### Written problem
Print the entries in full, word for word, but not the pictures.

### Extracted records
--------------------
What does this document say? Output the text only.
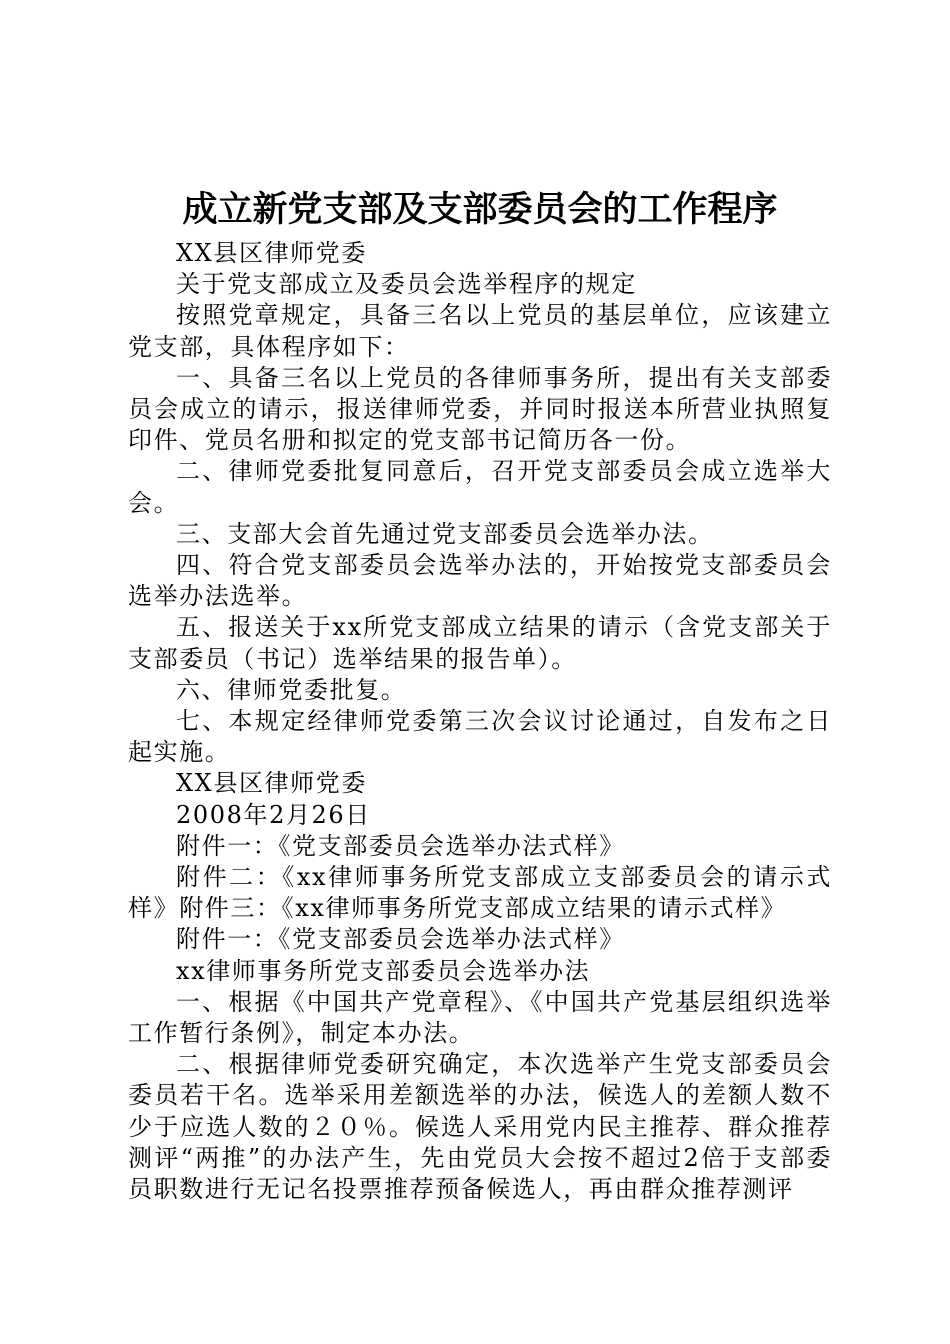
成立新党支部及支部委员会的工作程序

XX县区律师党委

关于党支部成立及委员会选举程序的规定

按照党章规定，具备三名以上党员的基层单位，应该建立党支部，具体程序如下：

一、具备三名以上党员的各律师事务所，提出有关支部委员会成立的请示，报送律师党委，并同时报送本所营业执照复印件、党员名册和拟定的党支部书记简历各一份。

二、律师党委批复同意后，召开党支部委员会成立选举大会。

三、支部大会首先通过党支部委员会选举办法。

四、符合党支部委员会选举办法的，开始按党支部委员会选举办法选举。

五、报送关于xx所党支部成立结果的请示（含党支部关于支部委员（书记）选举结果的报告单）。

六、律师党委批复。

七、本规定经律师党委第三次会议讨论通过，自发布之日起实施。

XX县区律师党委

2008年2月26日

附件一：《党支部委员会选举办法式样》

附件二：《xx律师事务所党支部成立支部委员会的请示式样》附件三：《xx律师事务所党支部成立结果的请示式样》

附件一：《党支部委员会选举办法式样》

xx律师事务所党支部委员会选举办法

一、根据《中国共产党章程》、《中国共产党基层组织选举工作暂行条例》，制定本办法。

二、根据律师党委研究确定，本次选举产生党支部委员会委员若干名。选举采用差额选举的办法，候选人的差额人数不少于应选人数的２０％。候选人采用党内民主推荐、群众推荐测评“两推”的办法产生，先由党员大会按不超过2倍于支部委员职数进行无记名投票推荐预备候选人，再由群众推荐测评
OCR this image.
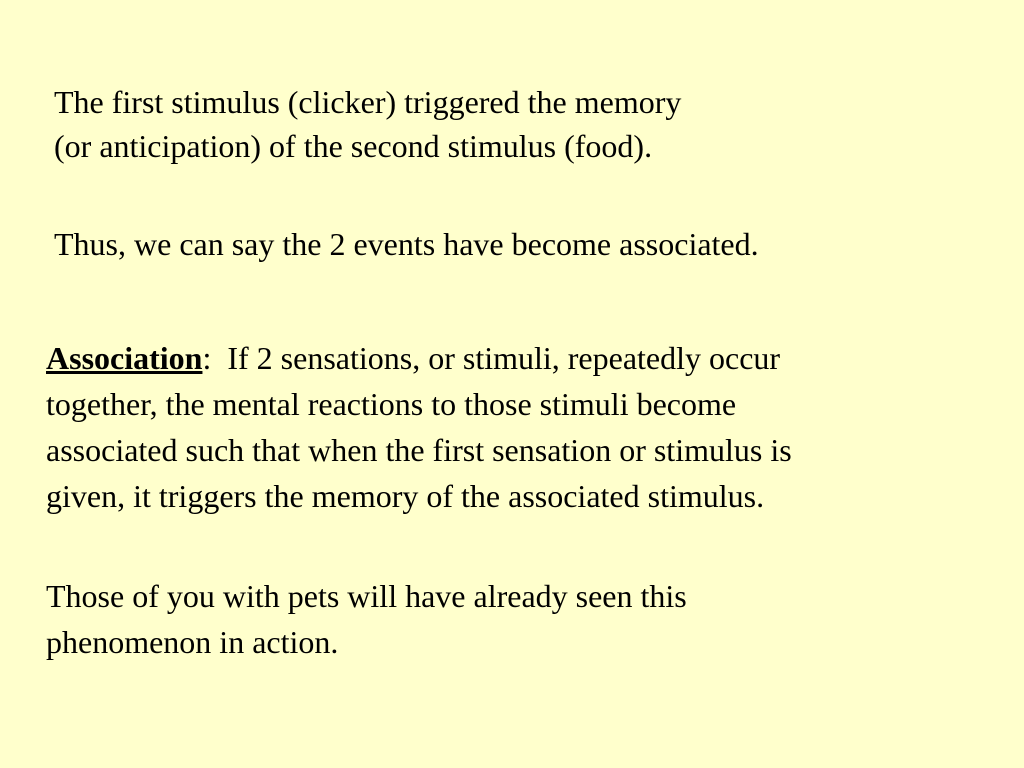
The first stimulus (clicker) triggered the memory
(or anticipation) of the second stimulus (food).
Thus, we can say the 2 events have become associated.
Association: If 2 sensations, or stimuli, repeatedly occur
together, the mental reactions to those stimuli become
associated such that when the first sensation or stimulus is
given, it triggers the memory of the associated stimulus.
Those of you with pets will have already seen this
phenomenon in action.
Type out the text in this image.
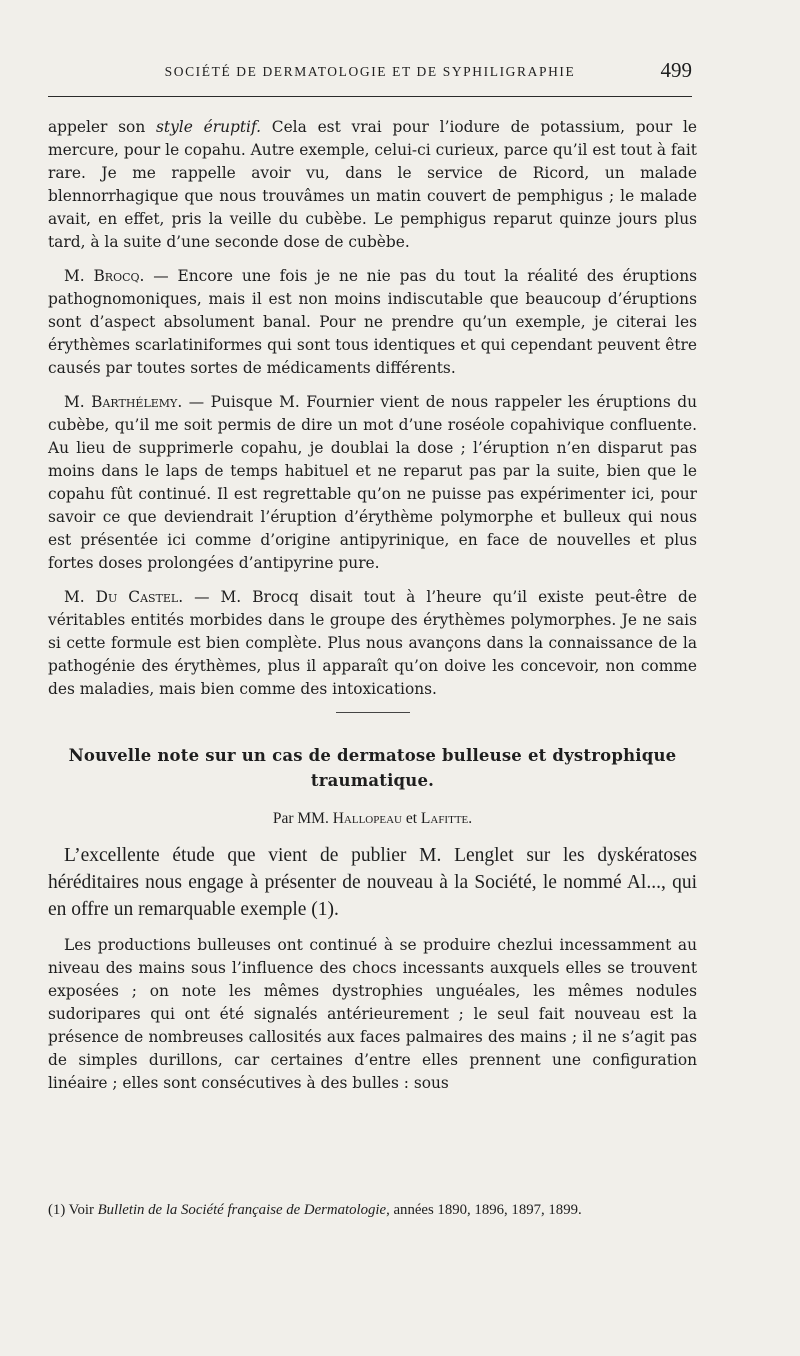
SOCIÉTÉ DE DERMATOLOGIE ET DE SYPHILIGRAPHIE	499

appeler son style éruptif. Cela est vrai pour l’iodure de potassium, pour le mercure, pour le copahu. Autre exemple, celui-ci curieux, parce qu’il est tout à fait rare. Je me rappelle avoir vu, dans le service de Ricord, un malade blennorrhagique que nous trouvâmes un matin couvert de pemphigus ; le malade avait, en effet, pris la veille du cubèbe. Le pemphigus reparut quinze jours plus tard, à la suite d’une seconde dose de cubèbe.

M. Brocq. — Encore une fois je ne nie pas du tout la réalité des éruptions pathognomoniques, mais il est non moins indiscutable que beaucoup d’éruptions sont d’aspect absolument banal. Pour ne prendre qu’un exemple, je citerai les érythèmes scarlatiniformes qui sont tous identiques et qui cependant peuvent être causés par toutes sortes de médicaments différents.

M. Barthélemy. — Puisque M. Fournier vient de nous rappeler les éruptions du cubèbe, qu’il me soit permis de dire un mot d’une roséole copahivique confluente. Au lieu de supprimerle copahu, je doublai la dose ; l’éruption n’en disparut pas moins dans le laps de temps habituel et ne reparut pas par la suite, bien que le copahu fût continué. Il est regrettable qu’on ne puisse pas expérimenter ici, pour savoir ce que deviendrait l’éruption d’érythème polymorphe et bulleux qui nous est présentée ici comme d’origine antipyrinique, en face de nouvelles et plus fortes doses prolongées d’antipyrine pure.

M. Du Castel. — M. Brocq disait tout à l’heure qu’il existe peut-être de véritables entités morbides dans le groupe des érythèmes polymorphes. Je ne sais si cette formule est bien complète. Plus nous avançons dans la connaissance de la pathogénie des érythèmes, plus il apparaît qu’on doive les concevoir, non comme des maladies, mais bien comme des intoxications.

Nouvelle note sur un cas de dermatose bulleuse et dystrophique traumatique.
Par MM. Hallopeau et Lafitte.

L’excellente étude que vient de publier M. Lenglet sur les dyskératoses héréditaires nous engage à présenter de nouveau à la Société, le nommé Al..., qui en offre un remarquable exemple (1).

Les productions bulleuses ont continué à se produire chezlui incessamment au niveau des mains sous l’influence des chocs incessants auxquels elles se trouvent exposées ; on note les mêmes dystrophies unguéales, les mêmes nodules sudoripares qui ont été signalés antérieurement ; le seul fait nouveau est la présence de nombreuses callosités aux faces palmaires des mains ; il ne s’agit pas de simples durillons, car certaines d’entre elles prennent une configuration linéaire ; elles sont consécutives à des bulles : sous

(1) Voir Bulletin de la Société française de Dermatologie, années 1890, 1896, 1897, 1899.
--------------------
### Reply to the exercise
What does this document say? Output the text only.
成立新党支部及支部委员会的工作程序

XX县区律师党委

关于党支部成立及委员会选举程序的规定

按照党章规定，具备三名以上党员的基层单位，应该建立党支部，具体程序如下：

一、具备三名以上党员的各律师事务所，提出有关支部委员会成立的请示，报送律师党委，并同时报送本所营业执照复印件、党员名册和拟定的党支部书记简历各一份。

二、律师党委批复同意后，召开党支部委员会成立选举大会。

三、支部大会首先通过党支部委员会选举办法。

四、符合党支部委员会选举办法的，开始按党支部委员会选举办法选举。

五、报送关于xx所党支部成立结果的请示（含党支部关于支部委员（书记）选举结果的报告单）。

六、律师党委批复。

七、本规定经律师党委第三次会议讨论通过，自发布之日起实施。

XX县区律师党委

2008年2月26日

附件一：《党支部委员会选举办法式样》

附件二：《xx律师事务所党支部成立支部委员会的请示式样》附件三：《xx律师事务所党支部成立结果的请示式样》

附件一：《党支部委员会选举办法式样》

xx律师事务所党支部委员会选举办法

一、根据《中国共产党章程》、《中国共产党基层组织选举工作暂行条例》，制定本办法。

二、根据律师党委研究确定，本次选举产生党支部委员会委员若干名。选举采用差额选举的办法，候选人的差额人数不少于应选人数的２０％。候选人采用党内民主推荐、群众推荐测评“两推”的办法产生，先由党员大会按不超过2倍于支部委员职数进行无记名投票推荐预备候选人，再由群众推荐测评
OCR this image.
The first stimulus (clicker) triggered the memory
(or anticipation) of the second stimulus (food).
Thus, we can say the 2 events have become associated.
Association: If 2 sensations, or stimuli, repeatedly occur
together, the mental reactions to those stimuli become
associated such that when the first sensation or stimulus is
given, it triggers the memory of the associated stimulus.
Those of you with pets will have already seen this
phenomenon in action.
Type out the text in this image.
SOCIÉTÉ DE DERMATOLOGIE ET DE SYPHILIGRAPHIE	499

appeler son style éruptif. Cela est vrai pour l’iodure de potassium, pour le mercure, pour le copahu. Autre exemple, celui-ci curieux, parce qu’il est tout à fait rare. Je me rappelle avoir vu, dans le service de Ricord, un malade blennorrhagique que nous trouvâmes un matin couvert de pemphigus ; le malade avait, en effet, pris la veille du cubèbe. Le pemphigus reparut quinze jours plus tard, à la suite d’une seconde dose de cubèbe.

M. Brocq. — Encore une fois je ne nie pas du tout la réalité des éruptions pathognomoniques, mais il est non moins indiscutable que beaucoup d’éruptions sont d’aspect absolument banal. Pour ne prendre qu’un exemple, je citerai les érythèmes scarlatiniformes qui sont tous identiques et qui cependant peuvent être causés par toutes sortes de médicaments différents.

M. Barthélemy. — Puisque M. Fournier vient de nous rappeler les éruptions du cubèbe, qu’il me soit permis de dire un mot d’une roséole copahivique confluente. Au lieu de supprimerle copahu, je doublai la dose ; l’éruption n’en disparut pas moins dans le laps de temps habituel et ne reparut pas par la suite, bien que le copahu fût continué. Il est regrettable qu’on ne puisse pas expérimenter ici, pour savoir ce que deviendrait l’éruption d’érythème polymorphe et bulleux qui nous est présentée ici comme d’origine antipyrinique, en face de nouvelles et plus fortes doses prolongées d’antipyrine pure.

M. Du Castel. — M. Brocq disait tout à l’heure qu’il existe peut-être de véritables entités morbides dans le groupe des érythèmes polymorphes. Je ne sais si cette formule est bien complète. Plus nous avançons dans la connaissance de la pathogénie des érythèmes, plus il apparaît qu’on doive les concevoir, non comme des maladies, mais bien comme des intoxications.

Nouvelle note sur un cas de dermatose bulleuse et dystrophique traumatique.
Par MM. Hallopeau et Lafitte.

L’excellente étude que vient de publier M. Lenglet sur les dyskératoses héréditaires nous engage à présenter de nouveau à la Société, le nommé Al..., qui en offre un remarquable exemple (1).

Les productions bulleuses ont continué à se produire chezlui incessamment au niveau des mains sous l’influence des chocs incessants auxquels elles se trouvent exposées ; on note les mêmes dystrophies unguéales, les mêmes nodules sudoripares qui ont été signalés antérieurement ; le seul fait nouveau est la présence de nombreuses callosités aux faces palmaires des mains ; il ne s’agit pas de simples durillons, car certaines d’entre elles prennent une configuration linéaire ; elles sont consécutives à des bulles : sous

(1) Voir Bulletin de la Société française de Dermatologie, années 1890, 1896, 1897, 1899.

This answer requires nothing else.